# Exercise requirements:
Look through the listing and locate every line containing the word "μάλιστα"; copy those lines.

# Data entries:
####

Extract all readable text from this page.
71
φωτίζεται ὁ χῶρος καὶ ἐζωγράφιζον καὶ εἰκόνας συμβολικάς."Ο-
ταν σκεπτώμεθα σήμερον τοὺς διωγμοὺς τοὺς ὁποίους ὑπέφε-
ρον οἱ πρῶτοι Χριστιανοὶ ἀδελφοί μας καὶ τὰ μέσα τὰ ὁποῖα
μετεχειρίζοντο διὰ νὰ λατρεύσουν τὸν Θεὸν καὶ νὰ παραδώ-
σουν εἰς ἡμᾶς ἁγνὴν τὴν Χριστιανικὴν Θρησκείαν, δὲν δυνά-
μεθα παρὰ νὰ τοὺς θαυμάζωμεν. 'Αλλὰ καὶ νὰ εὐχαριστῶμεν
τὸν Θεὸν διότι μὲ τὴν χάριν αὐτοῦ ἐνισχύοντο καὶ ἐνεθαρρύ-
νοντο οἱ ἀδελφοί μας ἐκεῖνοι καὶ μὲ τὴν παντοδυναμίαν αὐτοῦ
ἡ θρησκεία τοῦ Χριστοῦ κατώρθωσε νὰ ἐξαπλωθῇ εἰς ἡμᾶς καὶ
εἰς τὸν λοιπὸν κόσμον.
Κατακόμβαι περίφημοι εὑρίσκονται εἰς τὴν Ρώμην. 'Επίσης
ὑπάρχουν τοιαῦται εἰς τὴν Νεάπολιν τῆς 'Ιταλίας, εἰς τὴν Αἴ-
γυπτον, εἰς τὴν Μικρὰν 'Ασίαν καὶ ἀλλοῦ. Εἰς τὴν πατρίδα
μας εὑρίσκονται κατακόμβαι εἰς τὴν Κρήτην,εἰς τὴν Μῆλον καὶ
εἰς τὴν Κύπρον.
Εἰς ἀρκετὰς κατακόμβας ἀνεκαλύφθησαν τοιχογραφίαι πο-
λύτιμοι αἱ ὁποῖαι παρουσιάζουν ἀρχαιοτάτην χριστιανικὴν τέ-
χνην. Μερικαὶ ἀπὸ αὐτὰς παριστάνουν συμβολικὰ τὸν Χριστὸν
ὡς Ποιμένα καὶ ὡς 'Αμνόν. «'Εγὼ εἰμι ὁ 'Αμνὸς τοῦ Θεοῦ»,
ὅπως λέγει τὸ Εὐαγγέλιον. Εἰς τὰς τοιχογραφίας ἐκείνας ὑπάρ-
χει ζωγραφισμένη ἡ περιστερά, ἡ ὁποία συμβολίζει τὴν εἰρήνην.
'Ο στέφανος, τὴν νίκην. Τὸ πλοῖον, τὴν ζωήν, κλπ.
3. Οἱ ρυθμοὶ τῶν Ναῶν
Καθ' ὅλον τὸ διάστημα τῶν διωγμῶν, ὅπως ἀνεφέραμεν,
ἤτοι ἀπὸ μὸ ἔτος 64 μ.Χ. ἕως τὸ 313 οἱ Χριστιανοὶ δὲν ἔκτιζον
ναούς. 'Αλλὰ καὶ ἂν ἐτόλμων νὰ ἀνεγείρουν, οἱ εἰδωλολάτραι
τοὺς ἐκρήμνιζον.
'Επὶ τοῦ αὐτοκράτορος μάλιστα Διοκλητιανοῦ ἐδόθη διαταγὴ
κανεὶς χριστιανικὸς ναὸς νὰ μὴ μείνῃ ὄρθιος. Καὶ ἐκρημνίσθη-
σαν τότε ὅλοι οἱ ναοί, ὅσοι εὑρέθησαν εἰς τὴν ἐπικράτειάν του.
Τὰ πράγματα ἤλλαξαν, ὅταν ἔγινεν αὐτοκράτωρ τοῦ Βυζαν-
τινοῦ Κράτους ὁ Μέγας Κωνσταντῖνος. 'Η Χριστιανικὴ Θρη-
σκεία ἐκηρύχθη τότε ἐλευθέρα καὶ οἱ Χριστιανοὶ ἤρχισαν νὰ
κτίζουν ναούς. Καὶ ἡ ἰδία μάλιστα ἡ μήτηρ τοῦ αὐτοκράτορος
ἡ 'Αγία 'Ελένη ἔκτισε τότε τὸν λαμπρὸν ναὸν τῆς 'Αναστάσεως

####

# Finished task:
'Επὶ τοῦ αὐτοκράτορος μάλιστα Διοκλητιανοῦ ἐδόθη διαταγὴ
κτίζουν ναούς. Καὶ ἡ ἰδία μάλιστα ἡ μήτηρ τοῦ αὐτοκράτορος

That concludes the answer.